Quote the records that follow in full, leaving the pictures out.

>> begin Data for this exercise

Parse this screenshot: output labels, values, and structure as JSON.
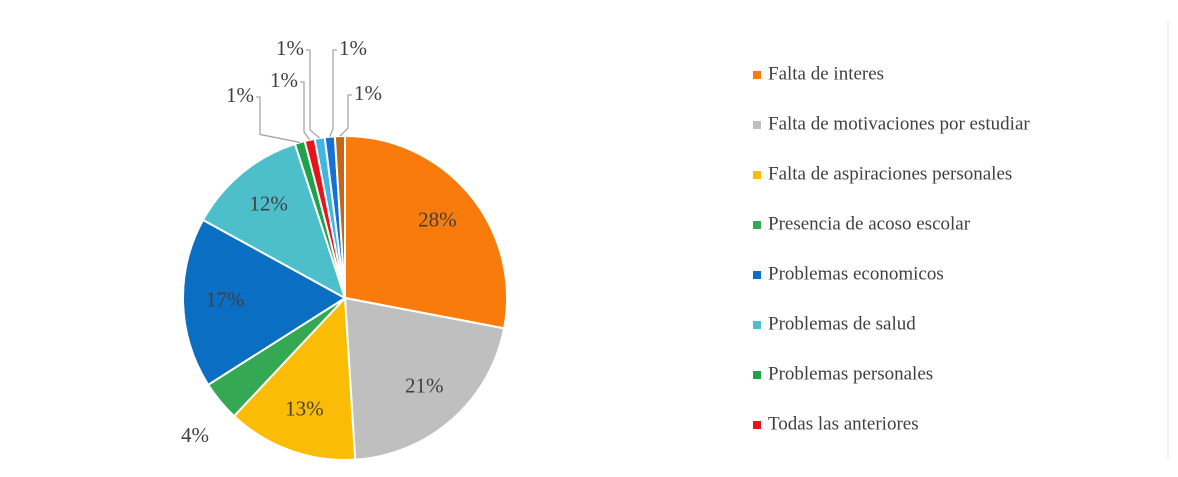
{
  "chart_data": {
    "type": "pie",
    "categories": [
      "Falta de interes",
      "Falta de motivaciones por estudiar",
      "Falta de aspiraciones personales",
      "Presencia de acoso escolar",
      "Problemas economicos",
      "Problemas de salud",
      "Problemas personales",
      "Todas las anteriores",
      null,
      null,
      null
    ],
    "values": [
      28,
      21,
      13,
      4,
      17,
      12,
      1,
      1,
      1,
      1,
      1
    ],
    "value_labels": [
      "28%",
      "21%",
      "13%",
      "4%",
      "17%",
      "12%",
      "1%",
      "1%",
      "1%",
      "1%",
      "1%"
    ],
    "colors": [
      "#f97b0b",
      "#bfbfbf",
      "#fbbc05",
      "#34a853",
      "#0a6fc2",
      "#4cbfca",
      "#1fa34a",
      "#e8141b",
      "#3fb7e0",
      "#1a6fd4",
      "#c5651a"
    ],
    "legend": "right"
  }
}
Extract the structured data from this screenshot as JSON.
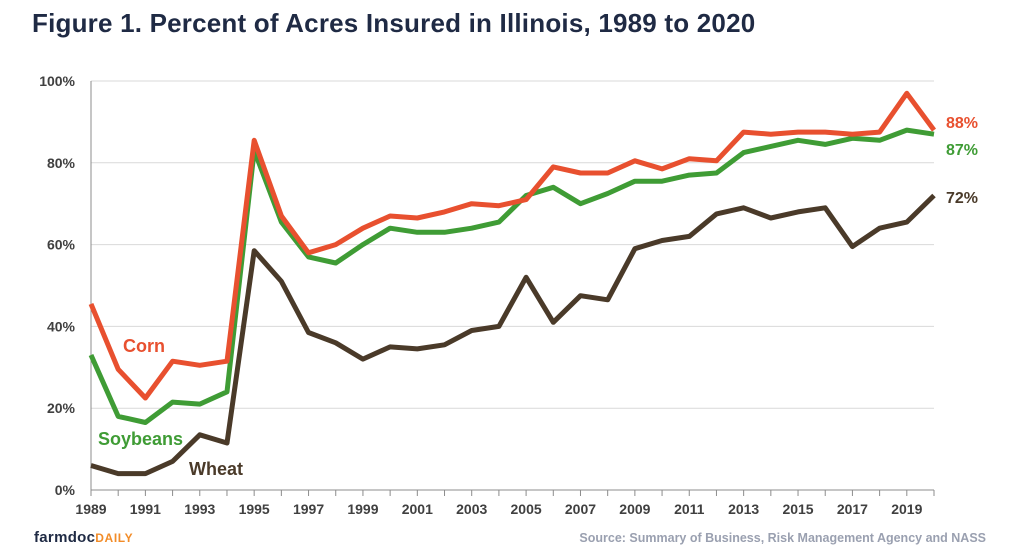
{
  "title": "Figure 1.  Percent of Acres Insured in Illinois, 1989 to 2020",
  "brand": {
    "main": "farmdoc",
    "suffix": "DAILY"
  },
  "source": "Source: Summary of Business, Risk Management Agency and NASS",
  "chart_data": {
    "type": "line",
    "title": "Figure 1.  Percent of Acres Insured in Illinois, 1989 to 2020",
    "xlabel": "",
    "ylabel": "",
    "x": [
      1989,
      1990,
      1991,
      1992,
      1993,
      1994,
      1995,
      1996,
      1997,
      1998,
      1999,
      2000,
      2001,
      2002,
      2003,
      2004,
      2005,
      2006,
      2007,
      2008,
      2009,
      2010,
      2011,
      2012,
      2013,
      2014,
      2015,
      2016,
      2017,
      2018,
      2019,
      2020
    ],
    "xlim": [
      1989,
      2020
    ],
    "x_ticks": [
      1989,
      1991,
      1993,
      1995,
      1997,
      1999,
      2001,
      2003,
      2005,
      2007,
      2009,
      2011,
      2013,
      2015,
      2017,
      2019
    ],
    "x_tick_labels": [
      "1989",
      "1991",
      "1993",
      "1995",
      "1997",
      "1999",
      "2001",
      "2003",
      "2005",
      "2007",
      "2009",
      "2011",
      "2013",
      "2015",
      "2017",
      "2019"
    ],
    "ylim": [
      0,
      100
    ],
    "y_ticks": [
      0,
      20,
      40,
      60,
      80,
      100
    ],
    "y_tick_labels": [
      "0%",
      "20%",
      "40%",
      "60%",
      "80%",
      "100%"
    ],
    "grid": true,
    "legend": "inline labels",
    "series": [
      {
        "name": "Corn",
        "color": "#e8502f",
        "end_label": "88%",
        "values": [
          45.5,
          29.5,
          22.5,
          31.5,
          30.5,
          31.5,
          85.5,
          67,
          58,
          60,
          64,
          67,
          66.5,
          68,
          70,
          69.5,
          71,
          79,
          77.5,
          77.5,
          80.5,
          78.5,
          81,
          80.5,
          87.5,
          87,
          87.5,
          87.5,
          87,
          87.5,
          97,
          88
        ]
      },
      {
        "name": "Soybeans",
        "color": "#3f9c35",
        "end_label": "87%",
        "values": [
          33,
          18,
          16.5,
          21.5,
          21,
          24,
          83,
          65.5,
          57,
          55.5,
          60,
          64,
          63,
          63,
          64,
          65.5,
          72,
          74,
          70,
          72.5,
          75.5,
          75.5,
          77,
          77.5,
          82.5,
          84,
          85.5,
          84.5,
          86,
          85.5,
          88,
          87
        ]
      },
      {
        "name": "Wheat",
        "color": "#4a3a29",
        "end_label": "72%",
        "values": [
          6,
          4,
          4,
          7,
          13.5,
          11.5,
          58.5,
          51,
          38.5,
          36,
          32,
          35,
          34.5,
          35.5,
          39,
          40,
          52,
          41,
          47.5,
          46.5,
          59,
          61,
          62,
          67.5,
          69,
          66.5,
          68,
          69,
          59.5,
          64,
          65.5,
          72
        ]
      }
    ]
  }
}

>> end Data for this exercise

### [Solution for this exercise]
Parse this screenshot: output labels, values, and structure as JSON.
{
  "chart_data": {
    "type": "pie",
    "categories": [
      "Falta de interes",
      "Falta de motivaciones por estudiar",
      "Falta de aspiraciones personales",
      "Presencia de acoso escolar",
      "Problemas economicos",
      "Problemas de salud",
      "Problemas personales",
      "Todas las anteriores",
      null,
      null,
      null
    ],
    "values": [
      28,
      21,
      13,
      4,
      17,
      12,
      1,
      1,
      1,
      1,
      1
    ],
    "value_labels": [
      "28%",
      "21%",
      "13%",
      "4%",
      "17%",
      "12%",
      "1%",
      "1%",
      "1%",
      "1%",
      "1%"
    ],
    "colors": [
      "#f97b0b",
      "#bfbfbf",
      "#fbbc05",
      "#34a853",
      "#0a6fc2",
      "#4cbfca",
      "#1fa34a",
      "#e8141b",
      "#3fb7e0",
      "#1a6fd4",
      "#c5651a"
    ],
    "legend": "right"
  }
}
Extract the structured data from this screenshot as JSON.
{
  "title": "Figure 1.  Percent of Acres Insured in Illinois, 1989 to 2020",
  "brand": {
    "main": "farmdoc",
    "suffix": "DAILY"
  },
  "source": "Source: Summary of Business, Risk Management Agency and NASS",
  "chart_data": {
    "type": "line",
    "title": "Figure 1.  Percent of Acres Insured in Illinois, 1989 to 2020",
    "xlabel": "",
    "ylabel": "",
    "x": [
      1989,
      1990,
      1991,
      1992,
      1993,
      1994,
      1995,
      1996,
      1997,
      1998,
      1999,
      2000,
      2001,
      2002,
      2003,
      2004,
      2005,
      2006,
      2007,
      2008,
      2009,
      2010,
      2011,
      2012,
      2013,
      2014,
      2015,
      2016,
      2017,
      2018,
      2019,
      2020
    ],
    "xlim": [
      1989,
      2020
    ],
    "x_ticks": [
      1989,
      1991,
      1993,
      1995,
      1997,
      1999,
      2001,
      2003,
      2005,
      2007,
      2009,
      2011,
      2013,
      2015,
      2017,
      2019
    ],
    "x_tick_labels": [
      "1989",
      "1991",
      "1993",
      "1995",
      "1997",
      "1999",
      "2001",
      "2003",
      "2005",
      "2007",
      "2009",
      "2011",
      "2013",
      "2015",
      "2017",
      "2019"
    ],
    "ylim": [
      0,
      100
    ],
    "y_ticks": [
      0,
      20,
      40,
      60,
      80,
      100
    ],
    "y_tick_labels": [
      "0%",
      "20%",
      "40%",
      "60%",
      "80%",
      "100%"
    ],
    "grid": true,
    "legend": "inline labels",
    "series": [
      {
        "name": "Corn",
        "color": "#e8502f",
        "end_label": "88%",
        "values": [
          45.5,
          29.5,
          22.5,
          31.5,
          30.5,
          31.5,
          85.5,
          67,
          58,
          60,
          64,
          67,
          66.5,
          68,
          70,
          69.5,
          71,
          79,
          77.5,
          77.5,
          80.5,
          78.5,
          81,
          80.5,
          87.5,
          87,
          87.5,
          87.5,
          87,
          87.5,
          97,
          88
        ]
      },
      {
        "name": "Soybeans",
        "color": "#3f9c35",
        "end_label": "87%",
        "values": [
          33,
          18,
          16.5,
          21.5,
          21,
          24,
          83,
          65.5,
          57,
          55.5,
          60,
          64,
          63,
          63,
          64,
          65.5,
          72,
          74,
          70,
          72.5,
          75.5,
          75.5,
          77,
          77.5,
          82.5,
          84,
          85.5,
          84.5,
          86,
          85.5,
          88,
          87
        ]
      },
      {
        "name": "Wheat",
        "color": "#4a3a29",
        "end_label": "72%",
        "values": [
          6,
          4,
          4,
          7,
          13.5,
          11.5,
          58.5,
          51,
          38.5,
          36,
          32,
          35,
          34.5,
          35.5,
          39,
          40,
          52,
          41,
          47.5,
          46.5,
          59,
          61,
          62,
          67.5,
          69,
          66.5,
          68,
          69,
          59.5,
          64,
          65.5,
          72
        ]
      }
    ]
  }
}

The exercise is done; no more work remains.